Please transcribe the listing below in full and word for word, without its pictures.

Listed entries:
------------

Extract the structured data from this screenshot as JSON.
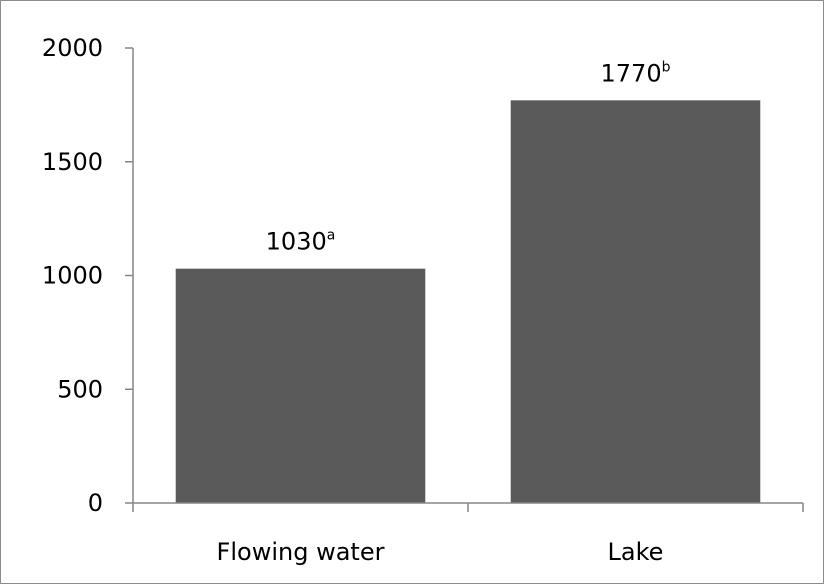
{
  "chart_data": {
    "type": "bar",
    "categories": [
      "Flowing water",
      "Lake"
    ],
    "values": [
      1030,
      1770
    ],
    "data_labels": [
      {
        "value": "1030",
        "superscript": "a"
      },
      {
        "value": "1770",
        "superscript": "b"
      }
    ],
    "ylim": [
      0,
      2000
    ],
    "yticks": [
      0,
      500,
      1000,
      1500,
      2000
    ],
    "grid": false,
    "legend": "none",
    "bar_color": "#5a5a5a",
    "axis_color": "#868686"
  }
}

------------

Result of this task:
Extract the structured data from this screenshot as JSON.
{
  "chart_data": {
    "type": "bar",
    "categories": [
      "Flowing water",
      "Lake"
    ],
    "values": [
      1030,
      1770
    ],
    "data_labels": [
      {
        "value": "1030",
        "superscript": "a"
      },
      {
        "value": "1770",
        "superscript": "b"
      }
    ],
    "ylim": [
      0,
      2000
    ],
    "yticks": [
      0,
      500,
      1000,
      1500,
      2000
    ],
    "grid": false,
    "legend": "none",
    "bar_color": "#5a5a5a",
    "axis_color": "#868686"
  }
}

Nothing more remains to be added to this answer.